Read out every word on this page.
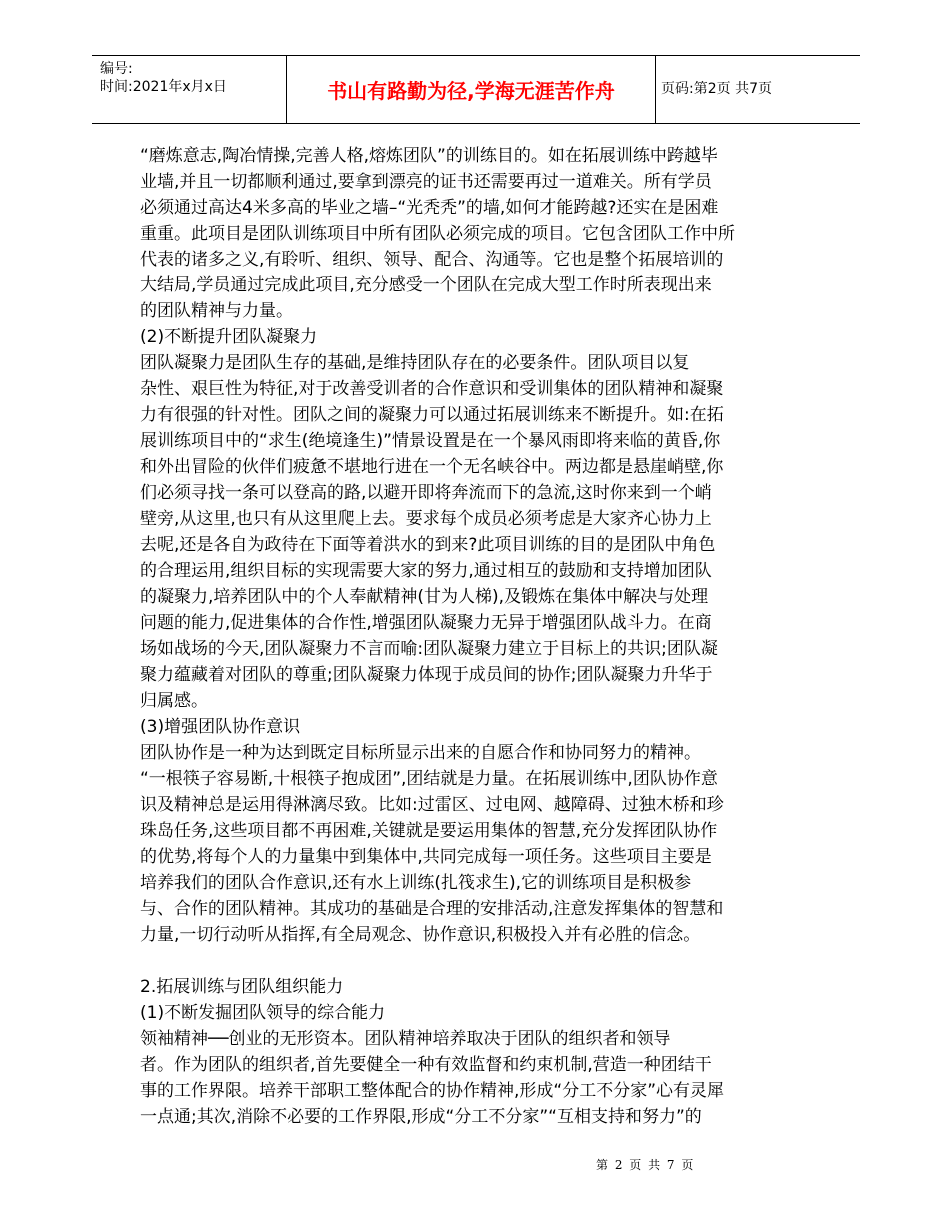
编号:
时间:2021年x月x日	书山有路勤为径,学海无涯苦作舟	页码:第2页 共7页
“磨炼意志,陶冶情操,完善人格,熔炼团队”的训练目的。如在拓展训练中跨越毕
业墙,并且一切都顺利通过,要拿到漂亮的证书还需要再过一道难关。所有学员
必须通过高达4米多高的毕业之墙–“光秃秃”的墙,如何才能跨越?还实在是困难
重重。此项目是团队训练项目中所有团队必须完成的项目。它包含团队工作中所
代表的诸多之义,有聆听、组织、领导、配合、沟通等。它也是整个拓展培训的
大结局,学员通过完成此项目,充分感受一个团队在完成大型工作时所表现出来
的团队精神与力量。
(2)不断提升团队凝聚力
团队凝聚力是团队生存的基础,是维持团队存在的必要条件。团队项目以复
杂性、艰巨性为特征,对于改善受训者的合作意识和受训集体的团队精神和凝聚
力有很强的针对性。团队之间的凝聚力可以通过拓展训练来不断提升。如:在拓
展训练项目中的“求生(绝境逢生)”情景设置是在一个暴风雨即将来临的黄昏,你
和外出冒险的伙伴们疲惫不堪地行进在一个无名峡谷中。两边都是悬崖峭壁,你
们必须寻找一条可以登高的路,以避开即将奔流而下的急流,这时你来到一个峭
壁旁,从这里,也只有从这里爬上去。要求每个成员必须考虑是大家齐心协力上
去呢,还是各自为政待在下面等着洪水的到来?此项目训练的目的是团队中角色
的合理运用,组织目标的实现需要大家的努力,通过相互的鼓励和支持增加团队
的凝聚力,培养团队中的个人奉献精神(甘为人梯),及锻炼在集体中解决与处理
问题的能力,促进集体的合作性,增强团队凝聚力无异于增强团队战斗力。在商
场如战场的今天,团队凝聚力不言而喻:团队凝聚力建立于目标上的共识;团队凝
聚力蕴藏着对团队的尊重;团队凝聚力体现于成员间的协作;团队凝聚力升华于
归属感。
(3)增强团队协作意识
团队协作是一种为达到既定目标所显示出来的自愿合作和协同努力的精神。
“一根筷子容易断,十根筷子抱成团”,团结就是力量。在拓展训练中,团队协作意
识及精神总是运用得淋漓尽致。比如:过雷区、过电网、越障碍、过独木桥和珍
珠岛任务,这些项目都不再困难,关键就是要运用集体的智慧,充分发挥团队协作
的优势,将每个人的力量集中到集体中,共同完成每一项任务。这些项目主要是
培养我们的团队合作意识,还有水上训练(扎筏求生),它的训练项目是积极参
与、合作的团队精神。其成功的基础是合理的安排活动,注意发挥集体的智慧和
力量,一切行动听从指挥,有全局观念、协作意识,积极投入并有必胜的信念。
2.拓展训练与团队组织能力
(1)不断发掘团队领导的综合能力
领袖精神──创业的无形资本。团队精神培养取决于团队的组织者和领导
者。作为团队的组织者,首先要健全一种有效监督和约束机制,营造一种团结干
事的工作界限。培养干部职工整体配合的协作精神,形成“分工不分家”心有灵犀
一点通;其次,消除不必要的工作界限,形成“分工不分家”“互相支持和努力”的
第 2 页 共 7 页
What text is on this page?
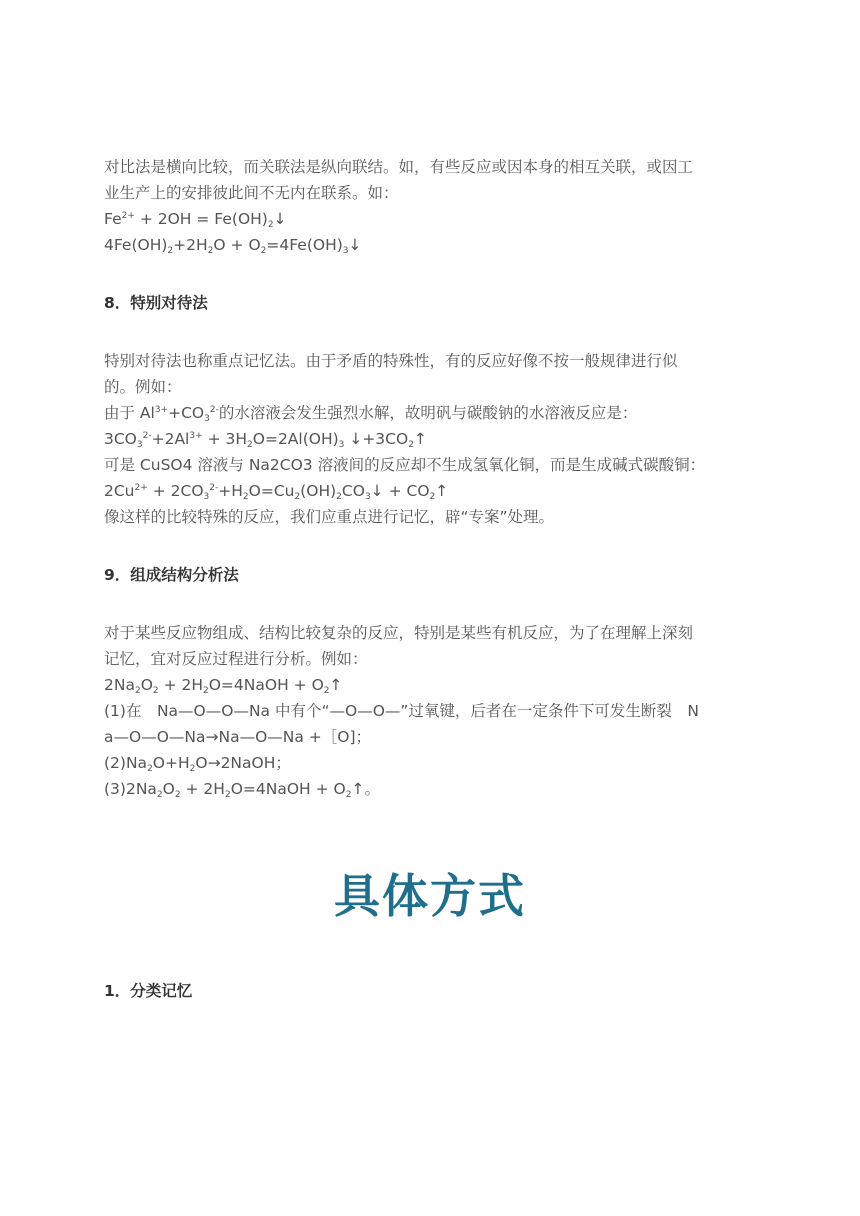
对比法是横向比较，而关联法是纵向联结。如，有些反应或因本身的相互关联，或因工
业生产上的安排彼此间不无内在联系。如：
$Fe^{2+} + 2OH$ = $Fe(OH)_2↓$
$4Fe(OH)_2+2H_2O$ + $O_2=4Fe(OH)_3↓$
8．特别对待法
特别对待法也称重点记忆法。由于矛盾的特殊性，有的反应好像不按一般规律进行似
的。例如：
由于 $Al^{3+}+CO_3^{2-}$的水溶液会发生强烈水解，故明矾与碳酸钠的水溶液反应是：
$3CO_3^{2-}+2Al^{3+} + 3H_2O=2Al(OH)_3$ $↓+3CO_2↑$
可是 CuSO4 溶液与 Na2CO3 溶液间的反应却不生成氢氧化铜，而是生成碱式碳酸铜：
$2Cu^{2+}$ + $2CO_3^{2-}+H_2O=Cu_2(OH)_2CO_3↓$ + $CO_2↑$
像这样的比较特殊的反应，我们应重点进行记忆，辟“专案”处理。
9．组成结构分析法
对于某些反应物组成、结构比较复杂的反应，特别是某些有机反应，为了在理解上深刻
记忆，宜对反应过程进行分析。例如：
$2Na_2O_2$ + $2H_2O=4NaOH$ + $O_2↑$
(1)在　Na—O—O—Na 中有个“—O—O—”过氧键，后者在一定条件下可发生断裂　N
a—O—O—Na→Na—O—Na +［O]；
$(2)Na_2O+H_2O\to 2NaOH$；
$(3)2Na_2O_2$ + $2H_2O=4NaOH$ + $O_2↑$。
具体方式
1．分类记忆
——
» What is being asked: Output precisely the lines in the material above from the line containing "What text is on this page?" through its last line, and omit pictures.

» Exercise output:
What text is on this page?
对比法是横向比较，而关联法是纵向联结。如，有些反应或因本身的相互关联，或因工
业生产上的安排彼此间不无内在联系。如：
$Fe^{2+} + 2OH$ = $Fe(OH)_2↓$
$4Fe(OH)_2+2H_2O$ + $O_2=4Fe(OH)_3↓$
8．特别对待法
特别对待法也称重点记忆法。由于矛盾的特殊性，有的反应好像不按一般规律进行似
的。例如：
由于 $Al^{3+}+CO_3^{2-}$的水溶液会发生强烈水解，故明矾与碳酸钠的水溶液反应是：
$3CO_3^{2-}+2Al^{3+} + 3H_2O=2Al(OH)_3$ $↓+3CO_2↑$
可是 CuSO4 溶液与 Na2CO3 溶液间的反应却不生成氢氧化铜，而是生成碱式碳酸铜：
$2Cu^{2+}$ + $2CO_3^{2-}+H_2O=Cu_2(OH)_2CO_3↓$ + $CO_2↑$
像这样的比较特殊的反应，我们应重点进行记忆，辟“专案”处理。
9．组成结构分析法
对于某些反应物组成、结构比较复杂的反应，特别是某些有机反应，为了在理解上深刻
记忆，宜对反应过程进行分析。例如：
$2Na_2O_2$ + $2H_2O=4NaOH$ + $O_2↑$
(1)在　Na—O—O—Na 中有个“—O—O—”过氧键，后者在一定条件下可发生断裂　N
a—O—O—Na→Na—O—Na +［O]；
$(2)Na_2O+H_2O\to 2NaOH$；
$(3)2Na_2O_2$ + $2H_2O=4NaOH$ + $O_2↑$。
具体方式
1．分类记忆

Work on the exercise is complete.